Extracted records
----------------
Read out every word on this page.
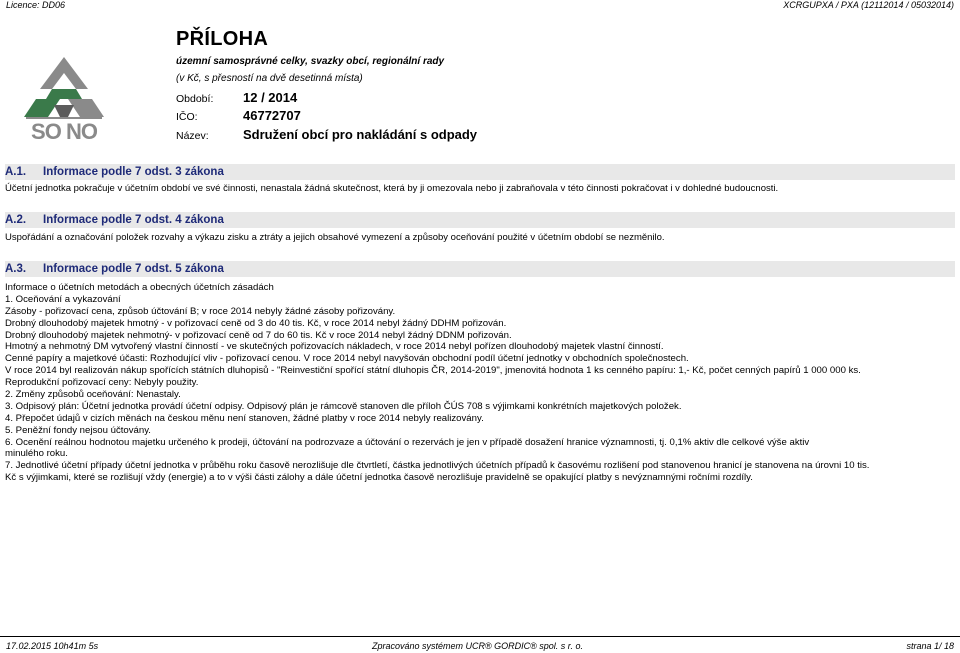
Licence: DD06	XCRGUPXA / PXA (12112014 / 05032014)
SO NO
PŘÍLOHA
územní samosprávné celky, svazky obcí, regionální rady
(v Kč, s přesností na dvě desetinná místa)
Období: 12 / 2014
IČO:	46772707
Název:	Sdružení obcí pro nakládání s odpady
A.1. Informace podle 7 odst. 3 zákona
Účetní jednotka pokračuje v účetním období ve své činnosti, nenastala žádná skutečnost, která by ji omezovala nebo ji zabraňovala v této činnosti pokračovat i v dohledné budoucnosti.
A.2. Informace podle 7 odst. 4 zákona
Uspořádání a označování položek rozvahy a výkazu zisku a ztráty a jejich obsahové vymezení a způsoby oceňování použité v účetním období se nezměnilo.
A.3. Informace podle 7 odst. 5 zákona
Informace o účetních metodách a obecných účetních zásadách
1. Oceňování a vykazování
Zásoby - pořizovací cena, způsob účtování B; v roce 2014 nebyly žádné zásoby pořizovány.
Drobný dlouhodobý majetek hmotný - v pořizovací ceně od 3 do 40 tis. Kč, v roce 2014 nebyl žádný DDHM pořizován.
Drobný dlouhodobý majetek nehmotný- v pořizovací ceně od 7 do 60 tis. Kč v roce 2014 nebyl žádný DDNM pořizován.
Hmotný a nehmotný DM vytvořený vlastní činností - ve skutečných pořizovacích nákladech, v roce 2014 nebyl pořízen dlouhodobý majetek vlastní činností.
Cenné papíry a majetkové účasti: Rozhodující vliv - pořizovací cenou. V roce 2014 nebyl navyšován obchodní podíl účetní jednotky v obchodních společnostech.
V roce 2014 byl realizován nákup spořících státních dluhopisů - "Reinvestiční spořící státní dluhopis ČR, 2014-2019", jmenovitá hodnota 1 ks cenného papíru: 1,- Kč, počet cenných papírů 1 000 000 ks.
Reprodukční pořizovací ceny: Nebyly použity.
2. Změny způsobů oceňování: Nenastaly.
3. Odpisový plán: Účetní jednotka provádí účetní odpisy. Odpisový plán je rámcově stanoven dle příloh ČÚS 708 s výjimkami konkrétních majetkových položek.
4. Přepočet údajů v cizích měnách na českou měnu není stanoven, žádné platby v roce 2014 nebyly realizovány.
5. Peněžní fondy nejsou účtovány.
6. Ocenění reálnou hodnotou majetku určeného k prodeji, účtování na podrozvaze a účtování o rezervách je jen v případě dosažení hranice významnosti, tj. 0,1% aktiv dle celkové výše aktiv
minulého roku.
7. Jednotlivé účetní případy účetní jednotka v průběhu roku časově nerozlišuje dle čtvrtletí, částka jednotlivých účetních případů k časovému rozlišení pod stanovenou hranicí je stanovena na úrovni 10 tis.
Kč s výjimkami, které se rozlišují vždy (energie) a to v výši části zálohy a dále účetní jednotka časově nerozlišuje pravidelně se opakující platby s nevýznamnými ročními rozdíly.
17.02.2015 10h41m 5s	Zpracováno systémem UCR® GORDIC® spol. s r. o.	strana 1/ 18
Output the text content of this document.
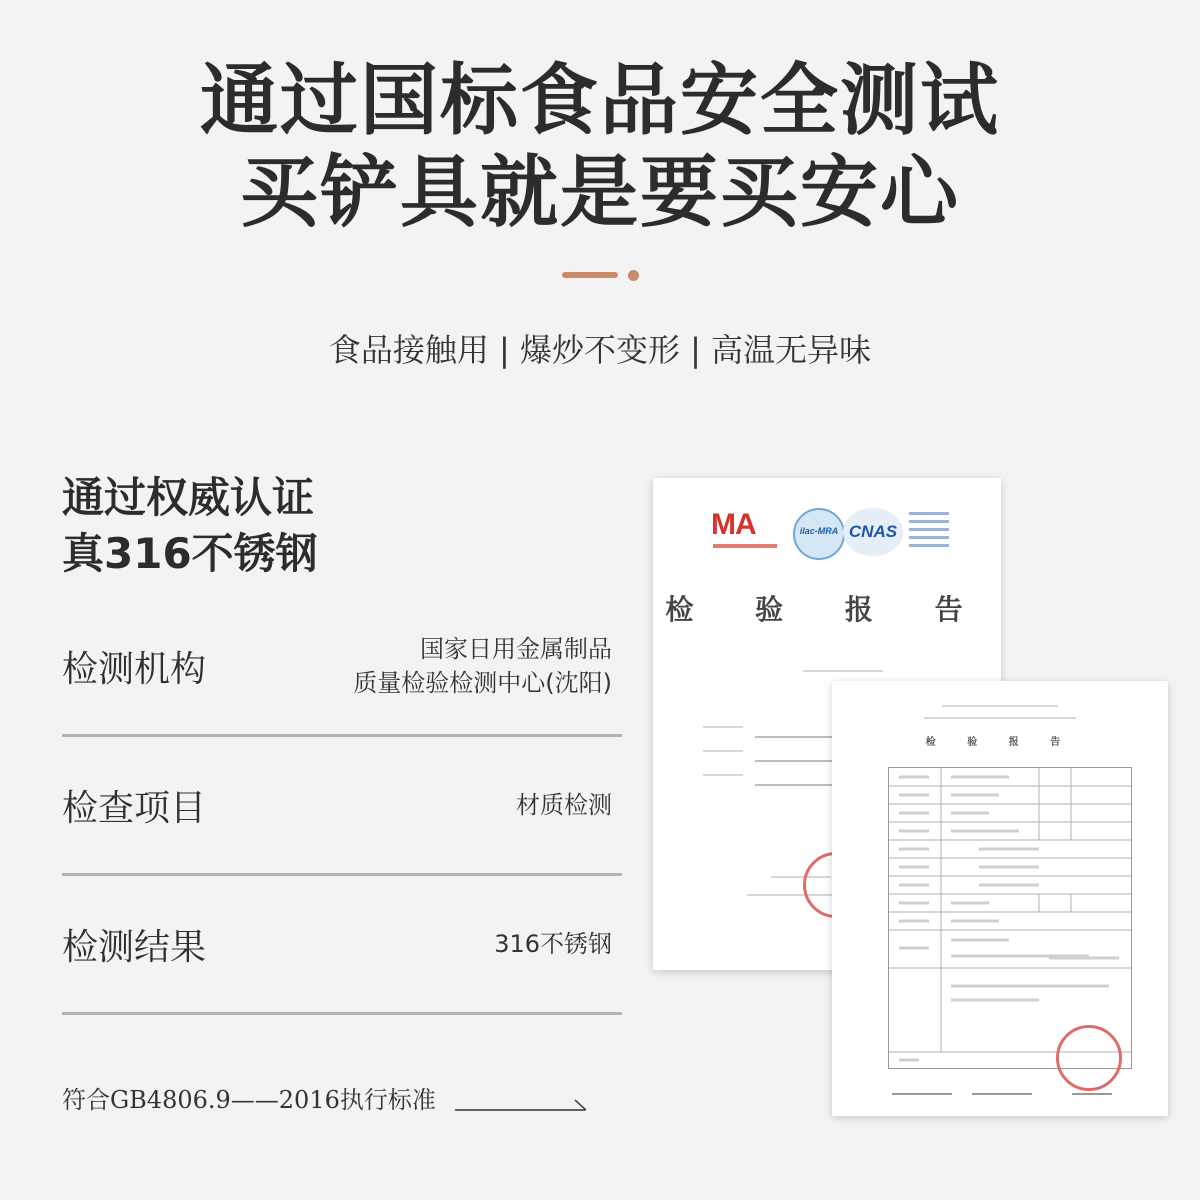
通过国标食品安全测试
买铲具就是要买安心
食品接触用 | 爆炒不变形 | 高温无异味
通过权威认证
真316不锈钢
检测机构	国家日用金属制品
质量检验检测中心(沈阳)
检查项目	材质检测
检测结果	316不锈钢
符合GB4806.9——2016执行标准
MA	ilac-MRA CNAS
检 验 报 告
检 验 报 告
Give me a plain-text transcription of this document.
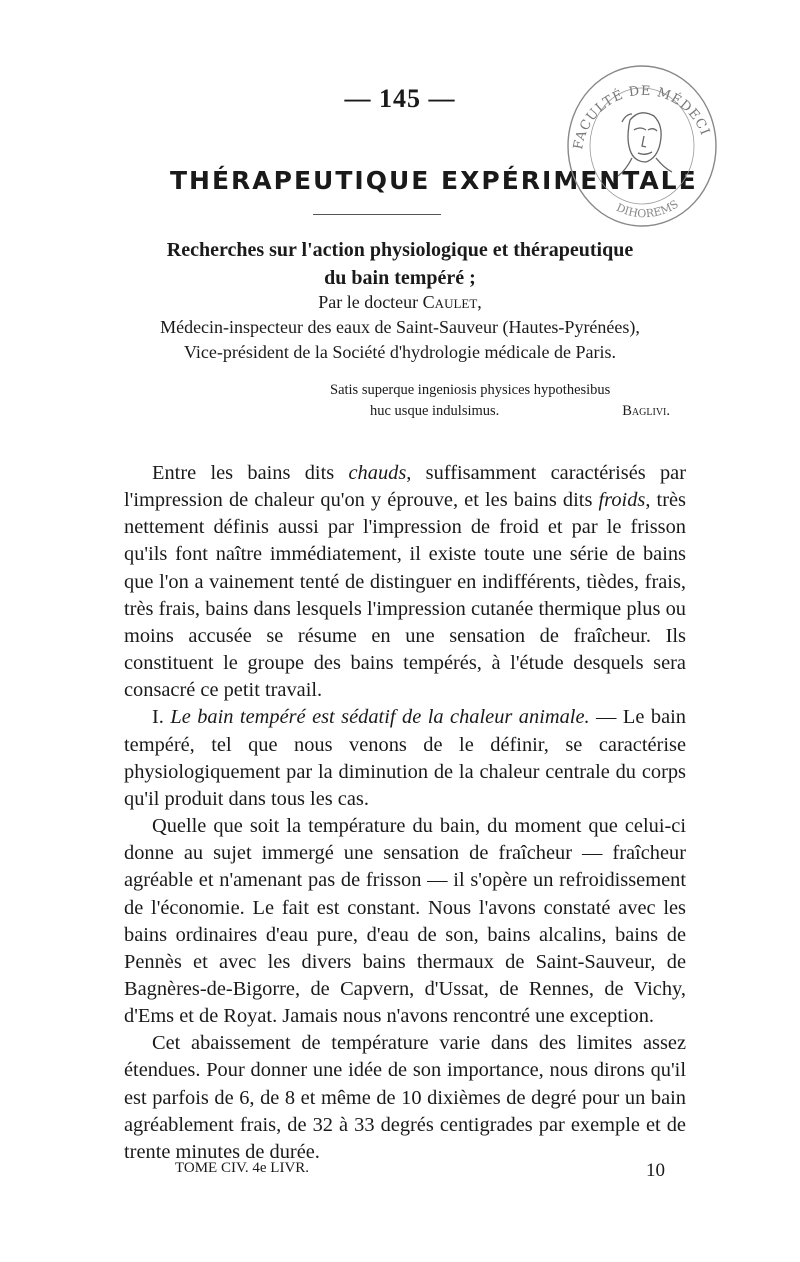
— 145 —
THÉRAPEUTIQUE EXPÉRIMENTALE
Recherches sur l'action physiologique et thérapeutique
du bain tempéré ;
Par le docteur Caulet,
Médecin-inspecteur des eaux de Saint-Sauveur (Hautes-Pyrénées),
Vice-président de la Société d'hydrologie médicale de Paris.
Satis superque ingeniosis physices hypothesibus
huc usque indulsimus.	Baglivi.

Entre les bains dits chauds, suffisamment caractérisés par l'impression de chaleur qu'on y éprouve, et les bains dits froids, très nettement définis aussi par l'impression de froid et par le frisson qu'ils font naître immédiatement, il existe toute une série de bains que l'on a vainement tenté de distinguer en indifférents, tièdes, frais, très frais, bains dans lesquels l'impression cutanée thermique plus ou moins accusée se résume en une sensation de fraîcheur. Ils constituent le groupe des bains tempérés, à l'étude desquels sera consacré ce petit travail.

I. Le bain tempéré est sédatif de la chaleur animale. — Le bain tempéré, tel que nous venons de le définir, se caractérise physiologiquement par la diminution de la chaleur centrale du corps qu'il produit dans tous les cas.

Quelle que soit la température du bain, du moment que celui-ci donne au sujet immergé une sensation de fraîcheur — fraîcheur agréable et n'amenant pas de frisson — il s'opère un refroidissement de l'économie. Le fait est constant. Nous l'avons constaté avec les bains ordinaires d'eau pure, d'eau de son, bains alcalins, bains de Pennès et avec les divers bains thermaux de Saint-Sauveur, de Bagnères-de-Bigorre, de Capvern, d'Ussat, de Rennes, de Vichy, d'Ems et de Royat. Jamais nous n'avons rencontré une exception.

Cet abaissement de température varie dans des limites assez étendues. Pour donner une idée de son importance, nous dirons qu'il est parfois de 6, de 8 et même de 10 dixièmes de degré pour un bain agréablement frais, de 32 à 33 degrés centigrades par exemple et de trente minutes de durée.

TOME CIV. 4e LIVR.	10
FACULTÉ DE MÉDECI
DIHOREMS
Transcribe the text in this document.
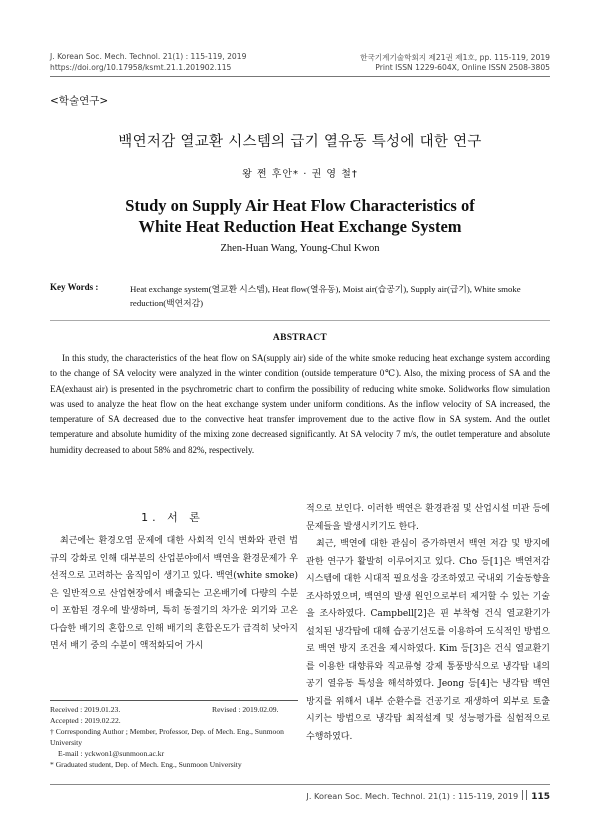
J. Korean Soc. Mech. Technol. 21(1) : 115-119, 2019
https://doi.org/10.17958/ksmt.21.1.201902.115
한국기계기술학회지 제21권 제1호, pp. 115-119, 2019
Print ISSN 1229-604X, Online ISSN 2508-3805
<학술연구>
백연저감 열교환 시스템의 급기 열유동 특성에 대한 연구
왕 쩐 후안* · 권 영 철†
Study on Supply Air Heat Flow Characteristics of
White Heat Reduction Heat Exchange System
Zhen-Huan Wang, Young-Chul Kwon
Key Words :	Heat exchange system(열교환 시스템), Heat flow(열유동), Moist air(습공기), Supply air(급기), White smoke reduction(백연저감)
ABSTRACT
In this study, the characteristics of the heat flow on SA(supply air) side of the white smoke reducing heat exchange system according to the change of SA velocity were analyzed in the winter condition (outside temperature 0℃). Also, the mixing process of SA and the EA(exhaust air) is presented in the psychrometric chart to confirm the possibility of reducing white smoke. Solidworks flow simulation was used to analyze the heat flow on the heat exchange system under uniform conditions. As the inflow velocity of SA increased, the temperature of SA decreased due to the convective heat transfer improvement due to the active flow in SA system. And the outlet temperature and absolute humidity of the mixing zone decreased significantly. At SA velocity 7 m/s, the outlet temperature and absolute humidity decreased to about 58% and 82%, respectively.
1. 서 론
최근에는 환경오염 문제에 대한 사회적 인식 변화와 관련 법규의 강화로 인해 대부분의 산업분야에서 백연을 환경문제가 우선적으로 고려하는 움직임이 생기고 있다. 백연(white smoke)은 일반적으로 산업현장에서 배출되는 고온배기에 다량의 수분이 포함된 경우에 발생하며, 특히 동절기의 차가운 외기와 고온다습한 배기의 혼합으로 인해 배기의 혼합온도가 급격히 낮아지면서 배기 중의 수분이 액적화되어 가시

적으로 보인다. 이러한 백연은 환경관점 및 산업시설 미관 등에 문제들을 발생시키기도 한다.

최근, 백연에 대한 관심이 증가하면서 백연 저감 및 방지에 관한 연구가 활발히 이루어지고 있다. Cho 등[1]은 백연저감 시스템에 대한 시대적 필요성을 강조하였고 국내외 기술동향을 조사하였으며, 백연의 발생 원인으로부터 제거할 수 있는 기술을 조사하였다. Campbell[2]은 핀 부착형 건식 열교환기가 설치된 냉각탑에 대해 습공기선도를 이용하여 도식적인 방법으로 백연 방지 조건을 제시하였다. Kim 등[3]은 건식 열교환기를 이용한 대향류와 직교류형 강제 통풍방식으로 냉각탑 내의 공기 열유동 특성을 해석하였다. Jeong 등[4]는 냉각탑 백연방지를 위해서 내부 순환수를 건공기로 재생하여 외부로 토출시키는 방법으로 냉각탑 최적설계 및 성능평가를 실험적으로 수행하였다.

Received : 2019.01.23.	Revised : 2019.02.09.
Accepted : 2019.02.22.
† Corresponding Author ; Member, Professor, Dep. of Mech. Eng., Sunmoon University
E-mail : yckwon1@sunmoon.ac.kr
* Graduated student, Dep. of Mech. Eng., Sunmoon University
J. Korean Soc. Mech. Technol. 21(1) : 115-119, 2019 115
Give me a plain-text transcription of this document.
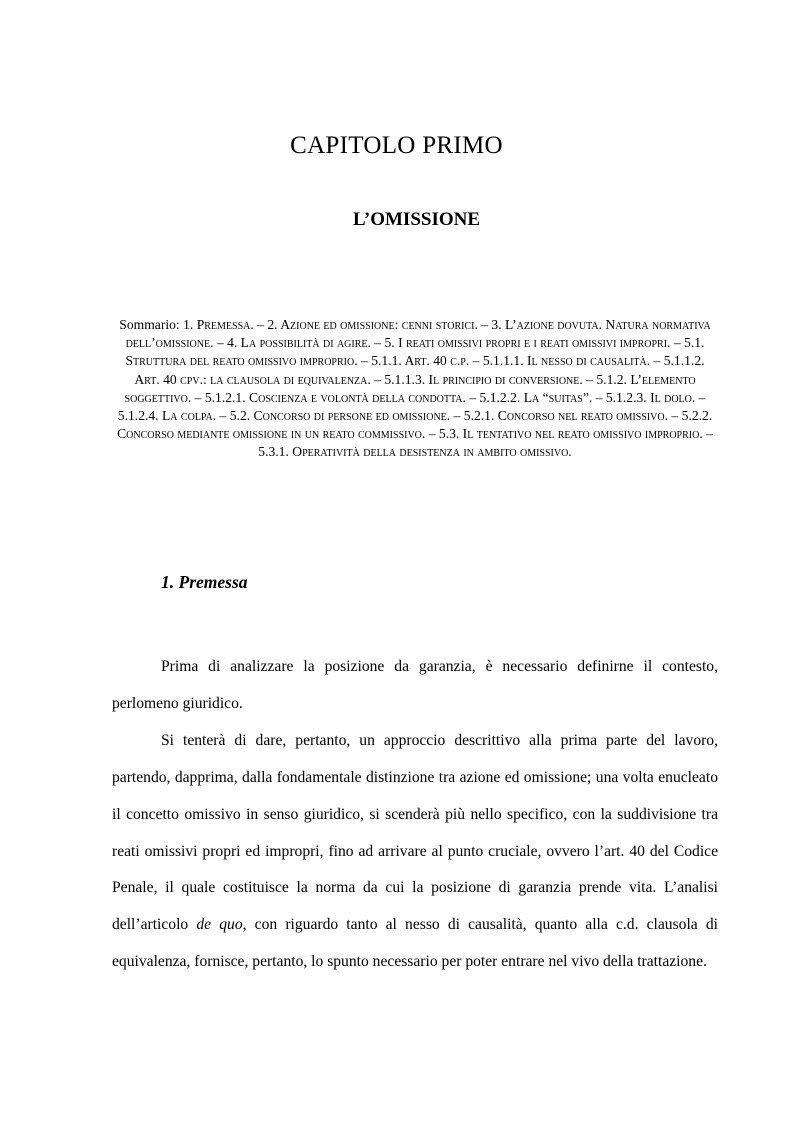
CAPITOLO PRIMO
L’OMISSIONE

Sommario: 1. Premessa. – 2. Azione ed omissione: cenni storici. – 3. L’azione dovuta. Natura normativa dell’omissione. – 4. La possibilità di agire. – 5. I reati omissivi propri e i reati omissivi impropri. – 5.1. Struttura del reato omissivo improprio. – 5.1.1. Art. 40 c.p. – 5.1.1.1. Il nesso di causalità. – 5.1.1.2. Art. 40 cpv.: la clausola di equivalenza. – 5.1.1.3. Il principio di conversione. – 5.1.2. L’elemento soggettivo. – 5.1.2.1. Coscienza e volontà della condotta. – 5.1.2.2. La “suitas”. – 5.1.2.3. Il dolo. – 5.1.2.4. La colpa. – 5.2. Concorso di persone ed omissione. – 5.2.1. Concorso nel reato omissivo. – 5.2.2. Concorso mediante omissione in un reato commissivo. – 5.3. Il tentativo nel reato omissivo improprio. – 5.3.1. Operatività della desistenza in ambito omissivo.

1. Premessa

Prima di analizzare la posizione da garanzia, è necessario definirne il contesto, perlomeno giuridico.

Si tenterà di dare, pertanto, un approccio descrittivo alla prima parte del lavoro, partendo, dapprima, dalla fondamentale distinzione tra azione ed omissione; una volta enucleato il concetto omissivo in senso giuridico, si scenderà più nello specifico, con la suddivisione tra reati omissivi propri ed impropri, fino ad arrivare al punto cruciale, ovvero l’art. 40 del Codice Penale, il quale costituisce la norma da cui la posizione di garanzia prende vita. L’analisi dell’articolo de quo, con riguardo tanto al nesso di causalità, quanto alla c.d. clausola di equivalenza, fornisce, pertanto, lo spunto necessario per poter entrare nel vivo della trattazione.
----------------
Problem: Reproduce every line from the entries that holds the word "položek".

Exercise solution:
Uspořádání a označování položek rozvahy a výkazu zisku a ztráty a jejich obsahové vymezení a způsoby oceňování použité v účetním období se nezměnilo.
3. Odpisový plán: Účetní jednotka provádí účetní odpisy. Odpisový plán je rámcově stanoven dle příloh ČÚS 708 s výjimkami konkrétních majetkových položek.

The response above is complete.